**What you need to do:**
1. Can you answer these from the passage on colonoscopy quality in IBD surveillance?
(a) Compared with average-risk patients, roughly how much higher is the CRC risk of IBD patients?
(b) At which hospital center were the colonoscopies in the video library performed?
(c) What was the minimum patient age for inclusion?
2. Can you pick up the passage on colonoscopy quality in IBD surveillance where it stops and keep writing it?

In average-risk colorectal cancer (CRC) screening, colonoscopy quality is commonly assessed by the detection of sporadic adenomas and withdrawal time (WT). In inflammatory bowel disease (IBD) surveillance, however, withdrawal is more complex: even in the absence of endoscopic inflammation, endoscopists are required to perform detailed segmental IBD assessment, and obtain biopsies. Our hypothesis was that in a screening-age cohort of IBD patients without active inflammation, the yield of sporadic adenomas should be similar to that observed in non-IBD patients. We aimed to test this hypothesis in a real-world cohort, recognizing that current quality benchmarks are extrapolated from average-risk screening despite IBD patients having approximately twice the CRC risk.

Methods

We conducted a prospective observational study using a video library of colonoscopies performed at the University of Montreal Hospital Center (CHUM). All consecutive patients aged ≥45 years who underwent complete colonoscopy between 2023 and 2025 were included. Patients with endoscopic activity (Mayo score >0 or total Simple Endoscopic Score for Crohn’s Disease [SES-CD] >0), incomplete procedures, endoscopic mucosal resection, missing histopathology, or incomplete clinical data were excluded. The primary outcome was the detection of sporadic adenomas (adenoma detection rate, ADR) in IBD compared with non-IBD patients, adjusted for WT. Secondary outcomes were mean WT, polyp detection rate, adenomas per colonoscopy, polyps per colonoscopy, advanced adenoma detection rate, and sessile serrated lesion detection rate.

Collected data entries
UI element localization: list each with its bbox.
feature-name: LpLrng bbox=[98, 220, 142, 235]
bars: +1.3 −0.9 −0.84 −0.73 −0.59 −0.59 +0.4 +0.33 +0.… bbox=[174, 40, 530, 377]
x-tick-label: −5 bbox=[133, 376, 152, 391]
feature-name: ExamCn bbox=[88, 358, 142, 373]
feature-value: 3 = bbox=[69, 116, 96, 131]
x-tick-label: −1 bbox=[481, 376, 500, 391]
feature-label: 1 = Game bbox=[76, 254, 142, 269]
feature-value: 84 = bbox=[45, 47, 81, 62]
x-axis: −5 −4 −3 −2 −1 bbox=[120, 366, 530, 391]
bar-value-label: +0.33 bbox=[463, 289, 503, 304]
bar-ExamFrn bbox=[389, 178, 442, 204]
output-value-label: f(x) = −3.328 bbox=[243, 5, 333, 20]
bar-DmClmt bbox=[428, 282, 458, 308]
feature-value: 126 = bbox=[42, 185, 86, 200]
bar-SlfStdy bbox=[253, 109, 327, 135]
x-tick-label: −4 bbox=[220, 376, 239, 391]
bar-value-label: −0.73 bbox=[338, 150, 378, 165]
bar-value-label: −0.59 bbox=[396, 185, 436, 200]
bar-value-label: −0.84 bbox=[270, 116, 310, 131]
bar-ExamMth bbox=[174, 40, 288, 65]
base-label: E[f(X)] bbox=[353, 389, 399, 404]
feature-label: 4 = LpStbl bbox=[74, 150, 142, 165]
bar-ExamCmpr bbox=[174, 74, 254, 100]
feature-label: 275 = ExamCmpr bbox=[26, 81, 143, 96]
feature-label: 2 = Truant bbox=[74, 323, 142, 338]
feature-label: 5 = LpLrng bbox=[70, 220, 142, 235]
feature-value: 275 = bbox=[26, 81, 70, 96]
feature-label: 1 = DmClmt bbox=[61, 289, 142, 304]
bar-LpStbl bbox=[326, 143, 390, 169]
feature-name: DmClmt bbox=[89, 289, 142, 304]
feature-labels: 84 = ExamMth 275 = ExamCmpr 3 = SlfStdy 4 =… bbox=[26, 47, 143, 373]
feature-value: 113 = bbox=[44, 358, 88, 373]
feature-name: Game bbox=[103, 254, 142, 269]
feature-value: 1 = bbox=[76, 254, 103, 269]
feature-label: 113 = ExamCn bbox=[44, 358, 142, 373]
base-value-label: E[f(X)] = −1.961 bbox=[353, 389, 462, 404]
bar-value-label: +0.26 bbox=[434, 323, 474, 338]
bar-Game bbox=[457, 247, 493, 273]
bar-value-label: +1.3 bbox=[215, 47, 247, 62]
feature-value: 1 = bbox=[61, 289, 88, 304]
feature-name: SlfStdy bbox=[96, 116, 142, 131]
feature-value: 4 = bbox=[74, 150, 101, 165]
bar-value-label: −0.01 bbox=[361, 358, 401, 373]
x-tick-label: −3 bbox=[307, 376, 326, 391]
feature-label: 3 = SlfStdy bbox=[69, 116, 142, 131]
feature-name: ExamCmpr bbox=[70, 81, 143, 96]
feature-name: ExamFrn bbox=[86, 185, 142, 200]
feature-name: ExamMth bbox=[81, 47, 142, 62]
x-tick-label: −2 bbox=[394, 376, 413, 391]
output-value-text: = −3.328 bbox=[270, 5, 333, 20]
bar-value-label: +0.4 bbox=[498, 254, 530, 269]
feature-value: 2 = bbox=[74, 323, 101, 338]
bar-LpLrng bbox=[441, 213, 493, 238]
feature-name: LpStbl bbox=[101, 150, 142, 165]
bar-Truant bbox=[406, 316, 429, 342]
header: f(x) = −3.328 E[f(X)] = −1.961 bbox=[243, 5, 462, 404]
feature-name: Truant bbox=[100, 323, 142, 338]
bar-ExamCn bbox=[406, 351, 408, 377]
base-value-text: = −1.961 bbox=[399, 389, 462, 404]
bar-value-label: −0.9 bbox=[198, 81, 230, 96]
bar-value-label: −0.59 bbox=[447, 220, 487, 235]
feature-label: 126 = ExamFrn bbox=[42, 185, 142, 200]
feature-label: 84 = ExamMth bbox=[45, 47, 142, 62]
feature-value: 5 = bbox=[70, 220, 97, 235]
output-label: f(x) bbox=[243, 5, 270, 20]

**Answers by task:**
1.
(a) Approximately twice the CRC risk.
(b) The University of Montreal Hospital Center (CHUM).
(c) 45 years.

2.
Results

A total of 1421 colonoscopies were analyzed, including 155 in IBD patients and 1266 in non-IBD patients. When WT was fixed at 11.8 minutes, the proportion of colonoscopies with at least one sporadic adenoma was significantly lower in IBD than in non-IBD patients (18.5% vs. 43.4%). The gain in adenoma detection with each additional minute of WT was markedly attenuated in IBD: the odds of detecting an adenoma increased by 16.7% per additional minute in non-IBD patients compared with 2.7% per minute in IBD patients. To achieve an adenoma detection of 26%, an estimated WT of 6.8 minutes was required in non-IBD colonoscopies versus 28.3 minutes in IBD colonoscopies. In routine practice, IBD colonoscopies had a shorter mean WT than non-IBD colonoscopies (10.4 vs. 12.0 minutes).

Conclusions

In a screening-age cohort without endoscopic IBD activity, the detection of sporadic adenomas was substantially lower in IBD than in non-IBD patients and increased far more slowly with longer withdrawal times. These findings suggest that IBD-specific procedural demands during withdrawal, including detailed inflammatory assessment and biopsy protocols, limit the effective time available for adenoma detection. Quality thresholds derived from non-IBD screening colonoscopy may therefore not be applicable to IBD surveillance, and dedicated IBD-specific quality metrics should be developed.